Exercise prompt
Below are some records. Say how many of their lines include the string "automobiles", giving only the number.
--- BEGIN ---
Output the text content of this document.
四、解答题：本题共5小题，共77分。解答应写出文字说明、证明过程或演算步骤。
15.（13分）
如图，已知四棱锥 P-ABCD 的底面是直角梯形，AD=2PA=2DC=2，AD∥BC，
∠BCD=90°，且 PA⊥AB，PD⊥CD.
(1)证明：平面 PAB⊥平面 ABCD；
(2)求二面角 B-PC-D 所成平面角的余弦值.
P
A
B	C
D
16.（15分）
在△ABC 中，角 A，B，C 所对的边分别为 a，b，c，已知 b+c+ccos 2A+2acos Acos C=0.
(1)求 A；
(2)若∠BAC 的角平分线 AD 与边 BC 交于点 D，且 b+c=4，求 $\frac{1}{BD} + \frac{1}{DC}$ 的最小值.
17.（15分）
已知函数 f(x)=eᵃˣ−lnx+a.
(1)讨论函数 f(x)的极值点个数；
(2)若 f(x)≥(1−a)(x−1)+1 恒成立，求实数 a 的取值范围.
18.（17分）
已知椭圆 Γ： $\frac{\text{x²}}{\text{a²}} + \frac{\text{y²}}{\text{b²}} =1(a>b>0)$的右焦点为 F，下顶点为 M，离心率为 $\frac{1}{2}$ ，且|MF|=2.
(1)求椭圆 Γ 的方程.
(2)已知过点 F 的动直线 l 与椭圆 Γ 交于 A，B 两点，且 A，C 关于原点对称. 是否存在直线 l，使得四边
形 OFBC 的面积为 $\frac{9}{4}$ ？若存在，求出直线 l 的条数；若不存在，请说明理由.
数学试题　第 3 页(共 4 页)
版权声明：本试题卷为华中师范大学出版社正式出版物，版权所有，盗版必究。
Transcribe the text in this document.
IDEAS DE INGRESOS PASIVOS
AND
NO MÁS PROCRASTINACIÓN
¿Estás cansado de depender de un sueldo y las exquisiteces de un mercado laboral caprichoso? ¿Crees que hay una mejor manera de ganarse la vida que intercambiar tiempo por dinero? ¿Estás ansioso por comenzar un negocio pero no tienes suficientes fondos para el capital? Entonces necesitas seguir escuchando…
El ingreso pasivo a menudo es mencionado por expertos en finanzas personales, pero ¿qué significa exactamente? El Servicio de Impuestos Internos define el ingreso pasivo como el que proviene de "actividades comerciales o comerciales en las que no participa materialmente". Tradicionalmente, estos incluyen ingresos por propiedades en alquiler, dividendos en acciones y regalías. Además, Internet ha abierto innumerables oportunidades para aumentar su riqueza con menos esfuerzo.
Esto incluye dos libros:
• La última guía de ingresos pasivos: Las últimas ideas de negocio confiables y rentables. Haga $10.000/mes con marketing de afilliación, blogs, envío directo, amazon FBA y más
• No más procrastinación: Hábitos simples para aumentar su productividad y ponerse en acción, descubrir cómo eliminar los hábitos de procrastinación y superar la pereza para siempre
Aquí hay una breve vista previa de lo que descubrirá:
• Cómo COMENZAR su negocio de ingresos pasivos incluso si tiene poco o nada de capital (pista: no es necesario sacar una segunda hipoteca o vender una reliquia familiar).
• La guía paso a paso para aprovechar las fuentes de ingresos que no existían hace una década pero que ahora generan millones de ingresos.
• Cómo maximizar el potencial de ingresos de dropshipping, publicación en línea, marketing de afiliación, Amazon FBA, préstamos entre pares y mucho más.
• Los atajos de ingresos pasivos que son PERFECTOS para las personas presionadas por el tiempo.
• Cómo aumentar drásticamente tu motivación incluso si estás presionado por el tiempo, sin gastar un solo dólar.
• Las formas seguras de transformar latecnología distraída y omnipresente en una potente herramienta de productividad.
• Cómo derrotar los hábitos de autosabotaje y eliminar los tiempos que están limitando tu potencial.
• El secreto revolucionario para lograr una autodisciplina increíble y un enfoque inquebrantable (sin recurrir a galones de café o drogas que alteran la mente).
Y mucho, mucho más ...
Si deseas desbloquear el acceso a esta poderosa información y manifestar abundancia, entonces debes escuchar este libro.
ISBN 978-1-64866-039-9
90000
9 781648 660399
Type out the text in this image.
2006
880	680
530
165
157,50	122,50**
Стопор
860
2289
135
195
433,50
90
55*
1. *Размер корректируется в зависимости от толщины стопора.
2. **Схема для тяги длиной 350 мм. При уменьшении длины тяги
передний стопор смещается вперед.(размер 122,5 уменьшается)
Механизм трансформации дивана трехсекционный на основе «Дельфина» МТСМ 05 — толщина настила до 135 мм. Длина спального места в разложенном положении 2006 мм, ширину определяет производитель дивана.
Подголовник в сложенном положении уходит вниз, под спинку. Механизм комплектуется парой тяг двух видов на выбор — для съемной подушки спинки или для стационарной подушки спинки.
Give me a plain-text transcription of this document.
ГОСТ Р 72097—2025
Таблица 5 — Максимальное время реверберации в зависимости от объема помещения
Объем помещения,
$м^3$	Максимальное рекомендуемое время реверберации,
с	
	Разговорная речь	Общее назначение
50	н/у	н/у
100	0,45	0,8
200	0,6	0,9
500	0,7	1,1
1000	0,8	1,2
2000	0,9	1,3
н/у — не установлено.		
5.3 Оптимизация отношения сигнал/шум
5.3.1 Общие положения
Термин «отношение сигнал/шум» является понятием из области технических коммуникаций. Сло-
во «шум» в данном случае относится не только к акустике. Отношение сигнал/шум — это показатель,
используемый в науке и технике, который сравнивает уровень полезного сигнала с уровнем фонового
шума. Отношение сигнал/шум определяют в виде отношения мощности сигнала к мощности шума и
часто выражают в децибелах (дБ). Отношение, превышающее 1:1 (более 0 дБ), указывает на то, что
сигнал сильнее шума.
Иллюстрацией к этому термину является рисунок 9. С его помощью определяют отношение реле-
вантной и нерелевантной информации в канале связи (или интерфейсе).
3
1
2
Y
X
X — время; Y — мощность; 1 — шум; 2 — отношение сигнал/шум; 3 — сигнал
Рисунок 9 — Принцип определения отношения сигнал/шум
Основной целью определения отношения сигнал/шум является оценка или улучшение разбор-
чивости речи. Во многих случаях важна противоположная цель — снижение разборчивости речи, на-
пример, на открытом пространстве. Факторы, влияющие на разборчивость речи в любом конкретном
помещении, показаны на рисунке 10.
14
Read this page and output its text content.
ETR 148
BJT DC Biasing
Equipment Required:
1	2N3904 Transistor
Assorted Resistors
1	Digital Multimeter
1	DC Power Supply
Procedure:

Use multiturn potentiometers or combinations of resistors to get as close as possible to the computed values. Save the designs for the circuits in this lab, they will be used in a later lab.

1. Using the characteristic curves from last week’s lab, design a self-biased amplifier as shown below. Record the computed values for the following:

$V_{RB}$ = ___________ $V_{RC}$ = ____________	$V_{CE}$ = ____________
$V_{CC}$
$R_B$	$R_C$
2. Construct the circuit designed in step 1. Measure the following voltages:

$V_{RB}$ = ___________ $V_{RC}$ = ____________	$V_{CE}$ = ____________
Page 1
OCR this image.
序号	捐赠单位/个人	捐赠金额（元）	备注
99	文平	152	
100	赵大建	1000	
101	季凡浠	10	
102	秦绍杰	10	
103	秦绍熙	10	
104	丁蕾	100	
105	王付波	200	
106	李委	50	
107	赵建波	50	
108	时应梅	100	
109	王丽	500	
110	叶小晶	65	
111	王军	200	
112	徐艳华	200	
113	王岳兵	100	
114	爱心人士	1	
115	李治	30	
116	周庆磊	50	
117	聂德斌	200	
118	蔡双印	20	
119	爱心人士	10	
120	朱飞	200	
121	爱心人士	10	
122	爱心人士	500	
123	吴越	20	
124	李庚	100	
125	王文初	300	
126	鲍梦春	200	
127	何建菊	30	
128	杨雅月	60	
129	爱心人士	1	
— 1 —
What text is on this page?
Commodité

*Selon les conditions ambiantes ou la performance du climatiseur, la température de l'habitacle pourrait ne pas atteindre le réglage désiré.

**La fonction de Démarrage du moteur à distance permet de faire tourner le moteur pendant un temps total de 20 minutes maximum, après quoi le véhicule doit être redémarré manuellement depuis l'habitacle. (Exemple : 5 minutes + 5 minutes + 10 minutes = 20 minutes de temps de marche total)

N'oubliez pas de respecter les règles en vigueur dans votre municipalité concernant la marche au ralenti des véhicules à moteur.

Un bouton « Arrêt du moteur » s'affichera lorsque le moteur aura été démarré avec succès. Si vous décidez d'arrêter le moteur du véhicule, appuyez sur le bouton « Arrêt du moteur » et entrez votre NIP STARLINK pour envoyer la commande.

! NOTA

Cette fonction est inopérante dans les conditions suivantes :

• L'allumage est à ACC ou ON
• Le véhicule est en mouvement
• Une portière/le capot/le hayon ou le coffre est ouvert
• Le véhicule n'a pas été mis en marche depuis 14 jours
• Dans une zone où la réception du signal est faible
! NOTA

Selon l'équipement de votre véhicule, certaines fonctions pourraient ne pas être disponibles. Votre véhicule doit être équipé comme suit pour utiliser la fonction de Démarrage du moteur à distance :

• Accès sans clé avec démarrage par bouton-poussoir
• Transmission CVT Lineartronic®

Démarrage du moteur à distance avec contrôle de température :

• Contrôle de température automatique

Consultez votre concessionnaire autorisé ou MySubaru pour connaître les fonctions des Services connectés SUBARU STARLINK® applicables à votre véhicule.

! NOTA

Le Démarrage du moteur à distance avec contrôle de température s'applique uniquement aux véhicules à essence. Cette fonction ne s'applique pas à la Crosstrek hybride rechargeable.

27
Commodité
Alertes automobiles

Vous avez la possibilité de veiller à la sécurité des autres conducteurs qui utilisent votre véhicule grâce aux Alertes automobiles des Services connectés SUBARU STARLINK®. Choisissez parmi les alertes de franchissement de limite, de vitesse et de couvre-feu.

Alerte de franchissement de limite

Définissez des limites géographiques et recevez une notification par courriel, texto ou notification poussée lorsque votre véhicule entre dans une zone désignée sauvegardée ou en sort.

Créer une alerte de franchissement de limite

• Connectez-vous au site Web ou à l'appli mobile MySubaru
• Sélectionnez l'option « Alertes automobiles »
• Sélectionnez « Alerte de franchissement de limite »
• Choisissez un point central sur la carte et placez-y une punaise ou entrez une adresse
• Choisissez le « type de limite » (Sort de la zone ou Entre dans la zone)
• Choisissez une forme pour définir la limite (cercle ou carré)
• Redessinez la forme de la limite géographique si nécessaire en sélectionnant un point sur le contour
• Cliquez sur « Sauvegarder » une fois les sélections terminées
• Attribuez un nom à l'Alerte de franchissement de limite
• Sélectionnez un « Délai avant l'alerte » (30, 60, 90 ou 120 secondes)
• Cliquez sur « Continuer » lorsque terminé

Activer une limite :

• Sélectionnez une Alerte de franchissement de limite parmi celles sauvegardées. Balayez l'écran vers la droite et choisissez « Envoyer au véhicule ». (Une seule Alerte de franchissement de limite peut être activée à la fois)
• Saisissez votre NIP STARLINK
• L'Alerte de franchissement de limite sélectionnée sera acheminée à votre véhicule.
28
--- END ---
Exercise solution
3